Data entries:
<<<<

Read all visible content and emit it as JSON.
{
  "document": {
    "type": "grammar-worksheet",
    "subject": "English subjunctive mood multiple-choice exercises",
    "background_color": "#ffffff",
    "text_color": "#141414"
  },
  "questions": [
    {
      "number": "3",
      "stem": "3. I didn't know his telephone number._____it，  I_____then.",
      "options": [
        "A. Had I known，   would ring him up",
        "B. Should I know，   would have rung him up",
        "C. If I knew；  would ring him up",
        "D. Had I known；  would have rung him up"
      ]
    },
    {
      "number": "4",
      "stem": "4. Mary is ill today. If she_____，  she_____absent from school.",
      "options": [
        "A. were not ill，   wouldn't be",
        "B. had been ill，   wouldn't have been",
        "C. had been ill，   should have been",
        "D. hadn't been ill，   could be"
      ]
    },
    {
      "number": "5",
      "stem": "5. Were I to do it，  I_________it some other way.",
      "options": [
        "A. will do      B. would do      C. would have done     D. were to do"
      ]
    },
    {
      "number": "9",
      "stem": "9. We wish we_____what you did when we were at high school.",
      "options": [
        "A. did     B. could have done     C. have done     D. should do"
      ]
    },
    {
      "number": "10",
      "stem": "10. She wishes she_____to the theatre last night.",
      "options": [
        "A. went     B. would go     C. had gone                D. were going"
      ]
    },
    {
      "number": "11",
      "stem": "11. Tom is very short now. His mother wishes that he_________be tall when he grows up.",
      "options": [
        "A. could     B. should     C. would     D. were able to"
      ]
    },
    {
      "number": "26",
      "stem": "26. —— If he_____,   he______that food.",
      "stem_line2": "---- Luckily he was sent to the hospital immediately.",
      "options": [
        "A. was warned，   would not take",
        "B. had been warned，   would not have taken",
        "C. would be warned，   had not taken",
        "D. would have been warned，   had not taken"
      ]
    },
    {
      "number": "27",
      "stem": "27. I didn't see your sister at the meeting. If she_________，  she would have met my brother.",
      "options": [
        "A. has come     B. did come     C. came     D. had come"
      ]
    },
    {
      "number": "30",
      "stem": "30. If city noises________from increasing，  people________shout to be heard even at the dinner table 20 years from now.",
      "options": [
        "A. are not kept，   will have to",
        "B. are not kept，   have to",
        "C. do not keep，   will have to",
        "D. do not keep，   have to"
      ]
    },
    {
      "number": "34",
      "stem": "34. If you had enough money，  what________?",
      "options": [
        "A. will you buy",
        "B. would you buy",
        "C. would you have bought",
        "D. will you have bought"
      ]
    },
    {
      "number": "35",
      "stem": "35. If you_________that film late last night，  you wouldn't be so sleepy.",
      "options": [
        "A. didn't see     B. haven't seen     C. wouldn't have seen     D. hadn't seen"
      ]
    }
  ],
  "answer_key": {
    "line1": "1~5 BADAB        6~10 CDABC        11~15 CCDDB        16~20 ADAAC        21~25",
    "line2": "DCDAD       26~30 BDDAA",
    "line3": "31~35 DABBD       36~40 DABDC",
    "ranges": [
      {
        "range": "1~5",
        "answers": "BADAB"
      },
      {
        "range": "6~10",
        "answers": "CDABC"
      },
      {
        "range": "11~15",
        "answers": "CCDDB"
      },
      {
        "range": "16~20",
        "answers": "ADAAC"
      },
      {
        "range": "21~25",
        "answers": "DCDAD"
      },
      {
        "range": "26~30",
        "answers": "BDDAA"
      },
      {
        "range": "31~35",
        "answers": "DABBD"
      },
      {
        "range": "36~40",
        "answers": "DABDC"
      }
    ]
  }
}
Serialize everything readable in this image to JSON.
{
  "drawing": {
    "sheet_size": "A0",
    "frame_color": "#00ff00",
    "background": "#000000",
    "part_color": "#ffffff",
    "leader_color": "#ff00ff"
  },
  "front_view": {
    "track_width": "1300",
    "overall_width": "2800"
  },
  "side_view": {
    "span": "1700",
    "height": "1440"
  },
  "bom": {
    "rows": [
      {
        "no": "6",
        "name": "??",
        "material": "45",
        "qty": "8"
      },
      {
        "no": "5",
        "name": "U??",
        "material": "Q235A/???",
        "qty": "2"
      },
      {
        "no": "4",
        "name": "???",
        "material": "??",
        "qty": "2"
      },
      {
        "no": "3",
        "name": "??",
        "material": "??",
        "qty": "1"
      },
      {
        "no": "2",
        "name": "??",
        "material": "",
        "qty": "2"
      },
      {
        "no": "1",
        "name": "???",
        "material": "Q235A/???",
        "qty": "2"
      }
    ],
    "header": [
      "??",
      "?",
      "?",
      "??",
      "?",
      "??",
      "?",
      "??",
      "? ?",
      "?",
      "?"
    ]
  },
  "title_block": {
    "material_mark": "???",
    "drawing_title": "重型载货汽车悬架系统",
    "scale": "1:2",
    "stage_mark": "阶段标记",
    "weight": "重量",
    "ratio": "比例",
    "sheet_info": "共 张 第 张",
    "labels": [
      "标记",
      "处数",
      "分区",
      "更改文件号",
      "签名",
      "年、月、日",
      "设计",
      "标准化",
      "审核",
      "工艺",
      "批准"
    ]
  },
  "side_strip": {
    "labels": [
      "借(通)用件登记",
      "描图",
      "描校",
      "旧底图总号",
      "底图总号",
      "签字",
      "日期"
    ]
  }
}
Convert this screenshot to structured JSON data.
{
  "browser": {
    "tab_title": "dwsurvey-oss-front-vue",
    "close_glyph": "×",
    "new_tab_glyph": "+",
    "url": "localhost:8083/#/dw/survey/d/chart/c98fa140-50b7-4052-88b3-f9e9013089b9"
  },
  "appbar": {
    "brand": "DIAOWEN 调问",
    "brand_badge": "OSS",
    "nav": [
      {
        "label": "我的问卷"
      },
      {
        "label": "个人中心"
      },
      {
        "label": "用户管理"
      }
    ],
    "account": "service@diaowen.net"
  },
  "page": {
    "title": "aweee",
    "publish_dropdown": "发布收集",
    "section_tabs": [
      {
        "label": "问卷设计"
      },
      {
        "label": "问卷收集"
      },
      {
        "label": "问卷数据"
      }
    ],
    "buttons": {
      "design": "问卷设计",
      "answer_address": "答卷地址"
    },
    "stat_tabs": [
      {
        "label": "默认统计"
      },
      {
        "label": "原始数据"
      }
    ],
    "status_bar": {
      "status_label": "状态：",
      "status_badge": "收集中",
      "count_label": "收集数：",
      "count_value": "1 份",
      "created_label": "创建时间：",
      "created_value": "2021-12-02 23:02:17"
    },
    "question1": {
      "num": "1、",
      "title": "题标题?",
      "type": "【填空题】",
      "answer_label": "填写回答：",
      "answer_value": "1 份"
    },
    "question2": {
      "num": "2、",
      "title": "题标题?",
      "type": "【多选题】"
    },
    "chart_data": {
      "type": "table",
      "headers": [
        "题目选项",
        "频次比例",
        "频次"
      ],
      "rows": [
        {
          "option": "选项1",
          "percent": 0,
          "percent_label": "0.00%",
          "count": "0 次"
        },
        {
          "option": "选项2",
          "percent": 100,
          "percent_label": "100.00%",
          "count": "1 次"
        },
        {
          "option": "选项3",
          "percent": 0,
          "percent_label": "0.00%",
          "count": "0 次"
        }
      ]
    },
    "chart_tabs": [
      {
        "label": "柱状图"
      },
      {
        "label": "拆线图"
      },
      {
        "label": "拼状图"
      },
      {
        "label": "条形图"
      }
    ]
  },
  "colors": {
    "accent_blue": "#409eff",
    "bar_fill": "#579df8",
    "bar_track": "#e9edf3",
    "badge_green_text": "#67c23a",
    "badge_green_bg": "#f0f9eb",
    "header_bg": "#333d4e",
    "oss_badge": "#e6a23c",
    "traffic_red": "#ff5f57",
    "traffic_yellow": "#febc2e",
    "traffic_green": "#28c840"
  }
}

>>>>

• Set problem: All of the data shown above must be copied exactly.

• Written response:
Read all visible content and emit it as JSON.
{
  "document": {
    "type": "grammar-worksheet",
    "subject": "English subjunctive mood multiple-choice exercises",
    "background_color": "#ffffff",
    "text_color": "#141414"
  },
  "questions": [
    {
      "number": "3",
      "stem": "3. I didn't know his telephone number._____it，  I_____then.",
      "options": [
        "A. Had I known，   would ring him up",
        "B. Should I know，   would have rung him up",
        "C. If I knew；  would ring him up",
        "D. Had I known；  would have rung him up"
      ]
    },
    {
      "number": "4",
      "stem": "4. Mary is ill today. If she_____，  she_____absent from school.",
      "options": [
        "A. were not ill，   wouldn't be",
        "B. had been ill，   wouldn't have been",
        "C. had been ill，   should have been",
        "D. hadn't been ill，   could be"
      ]
    },
    {
      "number": "5",
      "stem": "5. Were I to do it，  I_________it some other way.",
      "options": [
        "A. will do      B. would do      C. would have done     D. were to do"
      ]
    },
    {
      "number": "9",
      "stem": "9. We wish we_____what you did when we were at high school.",
      "options": [
        "A. did     B. could have done     C. have done     D. should do"
      ]
    },
    {
      "number": "10",
      "stem": "10. She wishes she_____to the theatre last night.",
      "options": [
        "A. went     B. would go     C. had gone                D. were going"
      ]
    },
    {
      "number": "11",
      "stem": "11. Tom is very short now. His mother wishes that he_________be tall when he grows up.",
      "options": [
        "A. could     B. should     C. would     D. were able to"
      ]
    },
    {
      "number": "26",
      "stem": "26. —— If he_____,   he______that food.",
      "stem_line2": "---- Luckily he was sent to the hospital immediately.",
      "options": [
        "A. was warned，   would not take",
        "B. had been warned，   would not have taken",
        "C. would be warned，   had not taken",
        "D. would have been warned，   had not taken"
      ]
    },
    {
      "number": "27",
      "stem": "27. I didn't see your sister at the meeting. If she_________，  she would have met my brother.",
      "options": [
        "A. has come     B. did come     C. came     D. had come"
      ]
    },
    {
      "number": "30",
      "stem": "30. If city noises________from increasing，  people________shout to be heard even at the dinner table 20 years from now.",
      "options": [
        "A. are not kept，   will have to",
        "B. are not kept，   have to",
        "C. do not keep，   will have to",
        "D. do not keep，   have to"
      ]
    },
    {
      "number": "34",
      "stem": "34. If you had enough money，  what________?",
      "options": [
        "A. will you buy",
        "B. would you buy",
        "C. would you have bought",
        "D. will you have bought"
      ]
    },
    {
      "number": "35",
      "stem": "35. If you_________that film late last night，  you wouldn't be so sleepy.",
      "options": [
        "A. didn't see     B. haven't seen     C. wouldn't have seen     D. hadn't seen"
      ]
    }
  ],
  "answer_key": {
    "line1": "1~5 BADAB        6~10 CDABC        11~15 CCDDB        16~20 ADAAC        21~25",
    "line2": "DCDAD       26~30 BDDAA",
    "line3": "31~35 DABBD       36~40 DABDC",
    "ranges": [
      {
        "range": "1~5",
        "answers": "BADAB"
      },
      {
        "range": "6~10",
        "answers": "CDABC"
      },
      {
        "range": "11~15",
        "answers": "CCDDB"
      },
      {
        "range": "16~20",
        "answers": "ADAAC"
      },
      {
        "range": "21~25",
        "answers": "DCDAD"
      },
      {
        "range": "26~30",
        "answers": "BDDAA"
      },
      {
        "range": "31~35",
        "answers": "DABBD"
      },
      {
        "range": "36~40",
        "answers": "DABDC"
      }
    ]
  }
}
Serialize everything readable in this image to JSON.
{
  "drawing": {
    "sheet_size": "A0",
    "frame_color": "#00ff00",
    "background": "#000000",
    "part_color": "#ffffff",
    "leader_color": "#ff00ff"
  },
  "front_view": {
    "track_width": "1300",
    "overall_width": "2800"
  },
  "side_view": {
    "span": "1700",
    "height": "1440"
  },
  "bom": {
    "rows": [
      {
        "no": "6",
        "name": "??",
        "material": "45",
        "qty": "8"
      },
      {
        "no": "5",
        "name": "U??",
        "material": "Q235A/???",
        "qty": "2"
      },
      {
        "no": "4",
        "name": "???",
        "material": "??",
        "qty": "2"
      },
      {
        "no": "3",
        "name": "??",
        "material": "??",
        "qty": "1"
      },
      {
        "no": "2",
        "name": "??",
        "material": "",
        "qty": "2"
      },
      {
        "no": "1",
        "name": "???",
        "material": "Q235A/???",
        "qty": "2"
      }
    ],
    "header": [
      "??",
      "?",
      "?",
      "??",
      "?",
      "??",
      "?",
      "??",
      "? ?",
      "?",
      "?"
    ]
  },
  "title_block": {
    "material_mark": "???",
    "drawing_title": "重型载货汽车悬架系统",
    "scale": "1:2",
    "stage_mark": "阶段标记",
    "weight": "重量",
    "ratio": "比例",
    "sheet_info": "共 张 第 张",
    "labels": [
      "标记",
      "处数",
      "分区",
      "更改文件号",
      "签名",
      "年、月、日",
      "设计",
      "标准化",
      "审核",
      "工艺",
      "批准"
    ]
  },
  "side_strip": {
    "labels": [
      "借(通)用件登记",
      "描图",
      "描校",
      "旧底图总号",
      "底图总号",
      "签字",
      "日期"
    ]
  }
}
Convert this screenshot to structured JSON data.
{
  "browser": {
    "tab_title": "dwsurvey-oss-front-vue",
    "close_glyph": "×",
    "new_tab_glyph": "+",
    "url": "localhost:8083/#/dw/survey/d/chart/c98fa140-50b7-4052-88b3-f9e9013089b9"
  },
  "appbar": {
    "brand": "DIAOWEN 调问",
    "brand_badge": "OSS",
    "nav": [
      {
        "label": "我的问卷"
      },
      {
        "label": "个人中心"
      },
      {
        "label": "用户管理"
      }
    ],
    "account": "service@diaowen.net"
  },
  "page": {
    "title": "aweee",
    "publish_dropdown": "发布收集",
    "section_tabs": [
      {
        "label": "问卷设计"
      },
      {
        "label": "问卷收集"
      },
      {
        "label": "问卷数据"
      }
    ],
    "buttons": {
      "design": "问卷设计",
      "answer_address": "答卷地址"
    },
    "stat_tabs": [
      {
        "label": "默认统计"
      },
      {
        "label": "原始数据"
      }
    ],
    "status_bar": {
      "status_label": "状态：",
      "status_badge": "收集中",
      "count_label": "收集数：",
      "count_value": "1 份",
      "created_label": "创建时间：",
      "created_value": "2021-12-02 23:02:17"
    },
    "question1": {
      "num": "1、",
      "title": "题标题?",
      "type": "【填空题】",
      "answer_label": "填写回答：",
      "answer_value": "1 份"
    },
    "question2": {
      "num": "2、",
      "title": "题标题?",
      "type": "【多选题】"
    },
    "chart_data": {
      "type": "table",
      "headers": [
        "题目选项",
        "频次比例",
        "频次"
      ],
      "rows": [
        {
          "option": "选项1",
          "percent": 0,
          "percent_label": "0.00%",
          "count": "0 次"
        },
        {
          "option": "选项2",
          "percent": 100,
          "percent_label": "100.00%",
          "count": "1 次"
        },
        {
          "option": "选项3",
          "percent": 0,
          "percent_label": "0.00%",
          "count": "0 次"
        }
      ]
    },
    "chart_tabs": [
      {
        "label": "柱状图"
      },
      {
        "label": "拆线图"
      },
      {
        "label": "拼状图"
      },
      {
        "label": "条形图"
      }
    ]
  },
  "colors": {
    "accent_blue": "#409eff",
    "bar_fill": "#579df8",
    "bar_track": "#e9edf3",
    "badge_green_text": "#67c23a",
    "badge_green_bg": "#f0f9eb",
    "header_bg": "#333d4e",
    "oss_badge": "#e6a23c",
    "traffic_red": "#ff5f57",
    "traffic_yellow": "#febc2e",
    "traffic_green": "#28c840"
  }
}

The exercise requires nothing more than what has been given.